— begin —
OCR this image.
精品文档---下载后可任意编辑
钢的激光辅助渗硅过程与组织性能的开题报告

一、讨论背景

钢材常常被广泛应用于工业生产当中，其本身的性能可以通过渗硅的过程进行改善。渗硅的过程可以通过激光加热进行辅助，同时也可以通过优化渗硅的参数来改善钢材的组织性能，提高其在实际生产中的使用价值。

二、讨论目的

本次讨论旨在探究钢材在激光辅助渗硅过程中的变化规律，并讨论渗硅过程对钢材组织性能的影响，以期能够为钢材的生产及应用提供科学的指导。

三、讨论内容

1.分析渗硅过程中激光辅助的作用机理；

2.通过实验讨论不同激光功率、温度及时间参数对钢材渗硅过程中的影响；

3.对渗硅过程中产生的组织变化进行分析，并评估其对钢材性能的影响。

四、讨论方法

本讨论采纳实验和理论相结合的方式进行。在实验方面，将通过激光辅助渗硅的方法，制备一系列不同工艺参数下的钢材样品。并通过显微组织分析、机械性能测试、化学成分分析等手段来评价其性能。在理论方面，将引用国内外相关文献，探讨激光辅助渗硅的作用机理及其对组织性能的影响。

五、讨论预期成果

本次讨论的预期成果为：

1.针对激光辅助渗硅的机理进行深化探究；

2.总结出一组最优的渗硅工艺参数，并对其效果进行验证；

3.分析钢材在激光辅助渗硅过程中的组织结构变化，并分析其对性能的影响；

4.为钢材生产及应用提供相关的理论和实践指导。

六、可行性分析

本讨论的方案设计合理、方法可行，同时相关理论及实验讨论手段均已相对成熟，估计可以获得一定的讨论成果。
— end —
- TO BE DONE
Using the data above, print every record exactly as shown.

- RESULT BELOW
OCR this image.
精品文档---下载后可任意编辑
钢的激光辅助渗硅过程与组织性能的开题报告

一、讨论背景

钢材常常被广泛应用于工业生产当中，其本身的性能可以通过渗硅的过程进行改善。渗硅的过程可以通过激光加热进行辅助，同时也可以通过优化渗硅的参数来改善钢材的组织性能，提高其在实际生产中的使用价值。

二、讨论目的

本次讨论旨在探究钢材在激光辅助渗硅过程中的变化规律，并讨论渗硅过程对钢材组织性能的影响，以期能够为钢材的生产及应用提供科学的指导。

三、讨论内容

1.分析渗硅过程中激光辅助的作用机理；

2.通过实验讨论不同激光功率、温度及时间参数对钢材渗硅过程中的影响；

3.对渗硅过程中产生的组织变化进行分析，并评估其对钢材性能的影响。

四、讨论方法

本讨论采纳实验和理论相结合的方式进行。在实验方面，将通过激光辅助渗硅的方法，制备一系列不同工艺参数下的钢材样品。并通过显微组织分析、机械性能测试、化学成分分析等手段来评价其性能。在理论方面，将引用国内外相关文献，探讨激光辅助渗硅的作用机理及其对组织性能的影响。

五、讨论预期成果

本次讨论的预期成果为：

1.针对激光辅助渗硅的机理进行深化探究；

2.总结出一组最优的渗硅工艺参数，并对其效果进行验证；

3.分析钢材在激光辅助渗硅过程中的组织结构变化，并分析其对性能的影响；

4.为钢材生产及应用提供相关的理论和实践指导。

六、可行性分析

本讨论的方案设计合理、方法可行，同时相关理论及实验讨论手段均已相对成熟，估计可以获得一定的讨论成果。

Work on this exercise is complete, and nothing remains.